:: What the task asks ::
Each line containing the word "verba" must be reported.

(Dataset rows)

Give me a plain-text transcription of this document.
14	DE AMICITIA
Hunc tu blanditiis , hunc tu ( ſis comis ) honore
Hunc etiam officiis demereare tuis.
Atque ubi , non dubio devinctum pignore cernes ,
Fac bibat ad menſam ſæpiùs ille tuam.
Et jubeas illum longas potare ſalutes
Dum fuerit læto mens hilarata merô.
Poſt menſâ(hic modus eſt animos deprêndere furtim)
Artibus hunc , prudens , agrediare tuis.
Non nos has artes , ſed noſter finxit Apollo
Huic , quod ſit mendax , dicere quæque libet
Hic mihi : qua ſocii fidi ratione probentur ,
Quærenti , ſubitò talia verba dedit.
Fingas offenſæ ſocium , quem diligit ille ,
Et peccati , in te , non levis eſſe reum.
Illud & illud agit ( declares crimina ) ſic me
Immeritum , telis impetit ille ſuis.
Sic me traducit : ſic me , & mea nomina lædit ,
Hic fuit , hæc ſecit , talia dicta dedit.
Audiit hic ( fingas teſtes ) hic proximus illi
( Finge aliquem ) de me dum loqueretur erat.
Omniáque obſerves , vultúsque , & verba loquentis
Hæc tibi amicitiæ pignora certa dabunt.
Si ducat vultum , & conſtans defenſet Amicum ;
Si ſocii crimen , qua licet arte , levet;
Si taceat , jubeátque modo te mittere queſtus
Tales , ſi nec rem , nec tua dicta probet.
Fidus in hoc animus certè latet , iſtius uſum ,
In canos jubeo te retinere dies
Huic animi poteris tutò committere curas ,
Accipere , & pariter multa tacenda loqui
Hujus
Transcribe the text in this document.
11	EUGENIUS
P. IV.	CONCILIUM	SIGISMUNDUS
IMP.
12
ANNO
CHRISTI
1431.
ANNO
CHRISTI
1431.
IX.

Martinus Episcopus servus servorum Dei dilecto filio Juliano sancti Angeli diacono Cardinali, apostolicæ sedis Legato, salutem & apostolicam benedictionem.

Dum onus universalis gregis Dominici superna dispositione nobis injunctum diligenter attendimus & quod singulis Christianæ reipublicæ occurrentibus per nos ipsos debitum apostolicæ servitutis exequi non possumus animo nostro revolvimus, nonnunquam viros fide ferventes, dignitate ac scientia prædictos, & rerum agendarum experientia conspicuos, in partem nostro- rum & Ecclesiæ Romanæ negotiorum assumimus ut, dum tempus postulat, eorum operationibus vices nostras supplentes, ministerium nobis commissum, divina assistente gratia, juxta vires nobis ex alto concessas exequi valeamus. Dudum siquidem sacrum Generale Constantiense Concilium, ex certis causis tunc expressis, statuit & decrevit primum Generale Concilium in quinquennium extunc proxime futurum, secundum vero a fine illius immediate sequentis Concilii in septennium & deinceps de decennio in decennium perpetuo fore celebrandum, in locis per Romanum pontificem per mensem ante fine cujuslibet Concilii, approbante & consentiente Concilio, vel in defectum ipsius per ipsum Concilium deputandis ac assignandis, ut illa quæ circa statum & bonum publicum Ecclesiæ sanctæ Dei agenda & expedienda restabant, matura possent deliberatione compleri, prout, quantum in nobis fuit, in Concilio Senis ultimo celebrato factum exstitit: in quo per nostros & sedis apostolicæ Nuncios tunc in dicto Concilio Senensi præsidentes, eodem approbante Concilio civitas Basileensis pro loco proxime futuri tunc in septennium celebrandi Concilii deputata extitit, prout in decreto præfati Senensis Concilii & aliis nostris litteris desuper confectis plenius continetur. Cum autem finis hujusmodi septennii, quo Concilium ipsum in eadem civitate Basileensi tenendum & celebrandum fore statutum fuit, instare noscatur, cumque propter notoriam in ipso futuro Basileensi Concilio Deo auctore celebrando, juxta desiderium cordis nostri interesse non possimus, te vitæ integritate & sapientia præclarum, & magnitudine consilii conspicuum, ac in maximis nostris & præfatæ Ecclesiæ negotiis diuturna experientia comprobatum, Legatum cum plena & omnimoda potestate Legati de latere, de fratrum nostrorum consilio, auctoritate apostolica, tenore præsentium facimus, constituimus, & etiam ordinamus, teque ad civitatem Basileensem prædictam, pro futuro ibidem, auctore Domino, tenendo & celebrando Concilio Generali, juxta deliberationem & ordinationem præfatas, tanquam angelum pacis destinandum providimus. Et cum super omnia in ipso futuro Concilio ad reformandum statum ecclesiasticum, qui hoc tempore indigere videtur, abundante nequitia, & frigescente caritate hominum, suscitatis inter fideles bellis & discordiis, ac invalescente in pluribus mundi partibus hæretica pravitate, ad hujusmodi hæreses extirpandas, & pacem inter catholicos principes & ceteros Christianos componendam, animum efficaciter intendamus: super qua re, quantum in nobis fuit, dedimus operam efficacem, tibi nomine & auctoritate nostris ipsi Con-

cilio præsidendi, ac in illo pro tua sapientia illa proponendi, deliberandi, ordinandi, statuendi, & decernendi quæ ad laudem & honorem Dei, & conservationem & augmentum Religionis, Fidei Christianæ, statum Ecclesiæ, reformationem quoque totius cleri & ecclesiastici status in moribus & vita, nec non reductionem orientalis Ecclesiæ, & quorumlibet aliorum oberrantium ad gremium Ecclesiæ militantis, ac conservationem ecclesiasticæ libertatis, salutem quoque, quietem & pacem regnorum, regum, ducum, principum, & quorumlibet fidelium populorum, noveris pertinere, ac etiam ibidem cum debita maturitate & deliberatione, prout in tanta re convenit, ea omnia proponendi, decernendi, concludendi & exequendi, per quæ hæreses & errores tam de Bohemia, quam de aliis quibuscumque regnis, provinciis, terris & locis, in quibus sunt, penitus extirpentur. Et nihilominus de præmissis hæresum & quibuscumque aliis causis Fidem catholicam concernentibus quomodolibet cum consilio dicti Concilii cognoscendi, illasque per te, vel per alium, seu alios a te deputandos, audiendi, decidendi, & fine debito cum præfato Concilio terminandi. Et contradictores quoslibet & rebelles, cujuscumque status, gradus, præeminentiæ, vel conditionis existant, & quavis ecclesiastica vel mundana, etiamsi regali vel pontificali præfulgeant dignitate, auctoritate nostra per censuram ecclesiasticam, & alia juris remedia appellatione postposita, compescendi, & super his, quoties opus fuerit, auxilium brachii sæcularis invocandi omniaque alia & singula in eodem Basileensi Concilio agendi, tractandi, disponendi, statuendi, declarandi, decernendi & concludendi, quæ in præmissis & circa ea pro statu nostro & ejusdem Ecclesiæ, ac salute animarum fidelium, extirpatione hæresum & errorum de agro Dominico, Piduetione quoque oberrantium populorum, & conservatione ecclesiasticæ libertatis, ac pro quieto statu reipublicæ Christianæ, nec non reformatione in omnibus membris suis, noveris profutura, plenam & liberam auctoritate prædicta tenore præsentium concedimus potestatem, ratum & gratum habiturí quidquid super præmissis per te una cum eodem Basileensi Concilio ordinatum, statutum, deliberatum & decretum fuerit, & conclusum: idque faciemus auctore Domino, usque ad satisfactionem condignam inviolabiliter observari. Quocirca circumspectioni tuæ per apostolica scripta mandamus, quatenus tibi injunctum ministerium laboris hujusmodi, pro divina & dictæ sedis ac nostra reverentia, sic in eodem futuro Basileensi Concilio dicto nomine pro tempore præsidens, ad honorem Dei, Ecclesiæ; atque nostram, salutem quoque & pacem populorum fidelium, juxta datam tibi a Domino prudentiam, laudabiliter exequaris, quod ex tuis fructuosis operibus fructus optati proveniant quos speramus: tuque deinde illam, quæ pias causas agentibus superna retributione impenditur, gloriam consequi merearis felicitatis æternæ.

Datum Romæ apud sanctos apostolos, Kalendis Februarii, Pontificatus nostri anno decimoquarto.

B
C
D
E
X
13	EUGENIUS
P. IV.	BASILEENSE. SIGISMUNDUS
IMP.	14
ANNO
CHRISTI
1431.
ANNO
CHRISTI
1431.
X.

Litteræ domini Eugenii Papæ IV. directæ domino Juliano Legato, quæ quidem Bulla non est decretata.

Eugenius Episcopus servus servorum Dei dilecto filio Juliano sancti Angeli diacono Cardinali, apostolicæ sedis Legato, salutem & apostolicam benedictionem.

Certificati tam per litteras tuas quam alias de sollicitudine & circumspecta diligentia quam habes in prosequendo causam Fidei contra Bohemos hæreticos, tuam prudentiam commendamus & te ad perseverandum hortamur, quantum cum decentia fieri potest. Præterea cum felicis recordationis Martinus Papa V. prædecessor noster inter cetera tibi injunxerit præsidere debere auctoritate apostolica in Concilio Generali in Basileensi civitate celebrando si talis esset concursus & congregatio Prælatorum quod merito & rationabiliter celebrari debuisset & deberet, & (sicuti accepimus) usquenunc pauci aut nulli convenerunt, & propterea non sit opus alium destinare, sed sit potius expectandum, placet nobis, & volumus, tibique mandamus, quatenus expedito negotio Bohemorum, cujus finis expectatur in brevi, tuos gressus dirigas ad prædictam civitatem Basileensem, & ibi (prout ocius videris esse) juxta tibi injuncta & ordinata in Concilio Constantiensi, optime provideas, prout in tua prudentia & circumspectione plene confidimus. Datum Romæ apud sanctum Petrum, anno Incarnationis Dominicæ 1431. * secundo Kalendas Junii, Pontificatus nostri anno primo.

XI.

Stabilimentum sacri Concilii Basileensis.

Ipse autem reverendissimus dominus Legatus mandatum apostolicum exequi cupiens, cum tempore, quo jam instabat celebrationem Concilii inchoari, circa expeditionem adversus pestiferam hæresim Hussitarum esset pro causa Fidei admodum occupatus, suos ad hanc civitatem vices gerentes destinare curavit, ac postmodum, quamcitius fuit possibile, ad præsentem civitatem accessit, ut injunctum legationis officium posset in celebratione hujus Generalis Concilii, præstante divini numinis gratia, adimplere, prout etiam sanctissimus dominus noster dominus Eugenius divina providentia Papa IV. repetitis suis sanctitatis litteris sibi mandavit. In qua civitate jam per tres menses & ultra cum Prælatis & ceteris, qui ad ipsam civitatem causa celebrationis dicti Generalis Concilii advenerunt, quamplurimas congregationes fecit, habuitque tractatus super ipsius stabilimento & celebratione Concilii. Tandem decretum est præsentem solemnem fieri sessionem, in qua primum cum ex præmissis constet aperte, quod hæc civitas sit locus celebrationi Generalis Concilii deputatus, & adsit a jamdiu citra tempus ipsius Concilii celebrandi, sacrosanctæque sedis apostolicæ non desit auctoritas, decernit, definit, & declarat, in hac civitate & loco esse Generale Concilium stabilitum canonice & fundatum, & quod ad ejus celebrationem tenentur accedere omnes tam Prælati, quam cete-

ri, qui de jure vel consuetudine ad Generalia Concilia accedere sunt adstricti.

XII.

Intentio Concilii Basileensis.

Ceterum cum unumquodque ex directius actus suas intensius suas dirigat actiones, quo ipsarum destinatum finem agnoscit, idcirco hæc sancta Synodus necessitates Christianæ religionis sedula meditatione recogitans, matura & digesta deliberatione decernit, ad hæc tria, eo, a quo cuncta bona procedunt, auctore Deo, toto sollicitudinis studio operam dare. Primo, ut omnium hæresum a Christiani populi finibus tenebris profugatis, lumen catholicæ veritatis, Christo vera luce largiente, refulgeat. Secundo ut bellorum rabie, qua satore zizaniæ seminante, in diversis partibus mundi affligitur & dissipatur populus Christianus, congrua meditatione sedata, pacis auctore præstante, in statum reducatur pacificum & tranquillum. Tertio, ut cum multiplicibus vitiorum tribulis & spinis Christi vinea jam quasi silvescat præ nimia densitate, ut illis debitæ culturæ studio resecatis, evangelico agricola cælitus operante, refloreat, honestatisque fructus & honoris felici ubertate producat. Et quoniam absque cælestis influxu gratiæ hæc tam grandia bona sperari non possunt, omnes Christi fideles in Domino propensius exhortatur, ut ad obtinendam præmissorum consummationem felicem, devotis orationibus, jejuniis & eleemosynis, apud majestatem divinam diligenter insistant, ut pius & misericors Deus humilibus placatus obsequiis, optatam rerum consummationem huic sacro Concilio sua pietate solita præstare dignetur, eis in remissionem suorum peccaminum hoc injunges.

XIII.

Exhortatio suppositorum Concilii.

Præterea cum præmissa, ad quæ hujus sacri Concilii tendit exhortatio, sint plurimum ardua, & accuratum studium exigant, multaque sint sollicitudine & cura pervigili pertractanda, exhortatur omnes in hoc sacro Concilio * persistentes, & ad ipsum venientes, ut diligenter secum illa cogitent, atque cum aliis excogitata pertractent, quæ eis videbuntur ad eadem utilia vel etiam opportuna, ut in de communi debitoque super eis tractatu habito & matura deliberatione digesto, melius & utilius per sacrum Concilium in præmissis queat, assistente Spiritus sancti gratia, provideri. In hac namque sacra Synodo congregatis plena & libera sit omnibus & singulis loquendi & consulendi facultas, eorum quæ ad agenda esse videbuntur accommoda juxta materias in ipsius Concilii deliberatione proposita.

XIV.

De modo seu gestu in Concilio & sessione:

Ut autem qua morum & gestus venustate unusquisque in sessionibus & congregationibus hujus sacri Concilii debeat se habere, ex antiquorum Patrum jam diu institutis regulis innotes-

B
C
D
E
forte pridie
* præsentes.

:: The response ::
Quærenti , ſubitò talia verba dedit.
Omniáque obſerves , vultúsque , & verba loquentis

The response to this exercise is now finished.